▸ **Job**:
Output the full material exactly as it appears here.

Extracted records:

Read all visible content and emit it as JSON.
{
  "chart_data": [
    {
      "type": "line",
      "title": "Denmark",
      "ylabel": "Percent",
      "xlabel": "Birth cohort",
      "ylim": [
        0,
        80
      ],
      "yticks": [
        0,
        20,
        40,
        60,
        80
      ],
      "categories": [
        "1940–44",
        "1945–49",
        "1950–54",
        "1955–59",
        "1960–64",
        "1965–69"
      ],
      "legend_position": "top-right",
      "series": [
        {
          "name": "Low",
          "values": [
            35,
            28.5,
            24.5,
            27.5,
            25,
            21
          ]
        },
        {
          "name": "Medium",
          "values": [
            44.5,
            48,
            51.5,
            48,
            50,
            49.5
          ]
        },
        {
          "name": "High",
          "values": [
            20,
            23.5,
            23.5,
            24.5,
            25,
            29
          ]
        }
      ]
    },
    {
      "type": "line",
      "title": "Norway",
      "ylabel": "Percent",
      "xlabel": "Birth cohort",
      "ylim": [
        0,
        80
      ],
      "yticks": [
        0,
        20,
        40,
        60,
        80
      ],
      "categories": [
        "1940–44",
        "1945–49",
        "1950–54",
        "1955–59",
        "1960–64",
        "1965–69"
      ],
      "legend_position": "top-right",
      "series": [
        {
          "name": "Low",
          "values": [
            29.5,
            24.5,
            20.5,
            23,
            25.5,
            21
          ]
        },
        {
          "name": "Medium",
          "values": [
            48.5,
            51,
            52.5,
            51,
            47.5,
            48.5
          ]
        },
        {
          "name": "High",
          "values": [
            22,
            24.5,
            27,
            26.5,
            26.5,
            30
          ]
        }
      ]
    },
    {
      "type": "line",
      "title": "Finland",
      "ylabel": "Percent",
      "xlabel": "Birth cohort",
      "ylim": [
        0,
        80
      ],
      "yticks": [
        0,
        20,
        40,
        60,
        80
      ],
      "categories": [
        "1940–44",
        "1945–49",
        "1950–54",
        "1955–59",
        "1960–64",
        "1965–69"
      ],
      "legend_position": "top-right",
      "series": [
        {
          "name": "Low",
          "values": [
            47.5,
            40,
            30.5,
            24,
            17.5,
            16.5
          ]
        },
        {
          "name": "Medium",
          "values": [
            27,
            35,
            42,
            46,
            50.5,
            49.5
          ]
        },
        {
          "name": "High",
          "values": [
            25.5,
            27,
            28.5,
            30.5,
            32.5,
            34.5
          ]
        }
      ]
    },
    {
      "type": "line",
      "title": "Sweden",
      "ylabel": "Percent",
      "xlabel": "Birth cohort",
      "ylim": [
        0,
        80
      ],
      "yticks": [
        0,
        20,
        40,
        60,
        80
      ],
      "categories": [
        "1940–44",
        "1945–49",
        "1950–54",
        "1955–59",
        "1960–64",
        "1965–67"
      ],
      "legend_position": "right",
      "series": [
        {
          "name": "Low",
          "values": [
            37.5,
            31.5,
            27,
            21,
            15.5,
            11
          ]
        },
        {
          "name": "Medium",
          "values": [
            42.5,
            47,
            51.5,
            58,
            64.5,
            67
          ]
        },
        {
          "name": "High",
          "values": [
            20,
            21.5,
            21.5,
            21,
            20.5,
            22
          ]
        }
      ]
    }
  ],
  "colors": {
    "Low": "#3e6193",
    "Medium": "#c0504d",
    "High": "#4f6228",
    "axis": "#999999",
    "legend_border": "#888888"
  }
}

▸ **Exercise output**:
Read all visible content and emit it as JSON.
{
  "chart_data": [
    {
      "type": "line",
      "title": "Denmark",
      "ylabel": "Percent",
      "xlabel": "Birth cohort",
      "ylim": [
        0,
        80
      ],
      "yticks": [
        0,
        20,
        40,
        60,
        80
      ],
      "categories": [
        "1940–44",
        "1945–49",
        "1950–54",
        "1955–59",
        "1960–64",
        "1965–69"
      ],
      "legend_position": "top-right",
      "series": [
        {
          "name": "Low",
          "values": [
            35,
            28.5,
            24.5,
            27.5,
            25,
            21
          ]
        },
        {
          "name": "Medium",
          "values": [
            44.5,
            48,
            51.5,
            48,
            50,
            49.5
          ]
        },
        {
          "name": "High",
          "values": [
            20,
            23.5,
            23.5,
            24.5,
            25,
            29
          ]
        }
      ]
    },
    {
      "type": "line",
      "title": "Norway",
      "ylabel": "Percent",
      "xlabel": "Birth cohort",
      "ylim": [
        0,
        80
      ],
      "yticks": [
        0,
        20,
        40,
        60,
        80
      ],
      "categories": [
        "1940–44",
        "1945–49",
        "1950–54",
        "1955–59",
        "1960–64",
        "1965–69"
      ],
      "legend_position": "top-right",
      "series": [
        {
          "name": "Low",
          "values": [
            29.5,
            24.5,
            20.5,
            23,
            25.5,
            21
          ]
        },
        {
          "name": "Medium",
          "values": [
            48.5,
            51,
            52.5,
            51,
            47.5,
            48.5
          ]
        },
        {
          "name": "High",
          "values": [
            22,
            24.5,
            27,
            26.5,
            26.5,
            30
          ]
        }
      ]
    },
    {
      "type": "line",
      "title": "Finland",
      "ylabel": "Percent",
      "xlabel": "Birth cohort",
      "ylim": [
        0,
        80
      ],
      "yticks": [
        0,
        20,
        40,
        60,
        80
      ],
      "categories": [
        "1940–44",
        "1945–49",
        "1950–54",
        "1955–59",
        "1960–64",
        "1965–69"
      ],
      "legend_position": "top-right",
      "series": [
        {
          "name": "Low",
          "values": [
            47.5,
            40,
            30.5,
            24,
            17.5,
            16.5
          ]
        },
        {
          "name": "Medium",
          "values": [
            27,
            35,
            42,
            46,
            50.5,
            49.5
          ]
        },
        {
          "name": "High",
          "values": [
            25.5,
            27,
            28.5,
            30.5,
            32.5,
            34.5
          ]
        }
      ]
    },
    {
      "type": "line",
      "title": "Sweden",
      "ylabel": "Percent",
      "xlabel": "Birth cohort",
      "ylim": [
        0,
        80
      ],
      "yticks": [
        0,
        20,
        40,
        60,
        80
      ],
      "categories": [
        "1940–44",
        "1945–49",
        "1950–54",
        "1955–59",
        "1960–64",
        "1965–67"
      ],
      "legend_position": "right",
      "series": [
        {
          "name": "Low",
          "values": [
            37.5,
            31.5,
            27,
            21,
            15.5,
            11
          ]
        },
        {
          "name": "Medium",
          "values": [
            42.5,
            47,
            51.5,
            58,
            64.5,
            67
          ]
        },
        {
          "name": "High",
          "values": [
            20,
            21.5,
            21.5,
            21,
            20.5,
            22
          ]
        }
      ]
    }
  ],
  "colors": {
    "Low": "#3e6193",
    "Medium": "#c0504d",
    "High": "#4f6228",
    "axis": "#999999",
    "legend_border": "#888888"
  }
}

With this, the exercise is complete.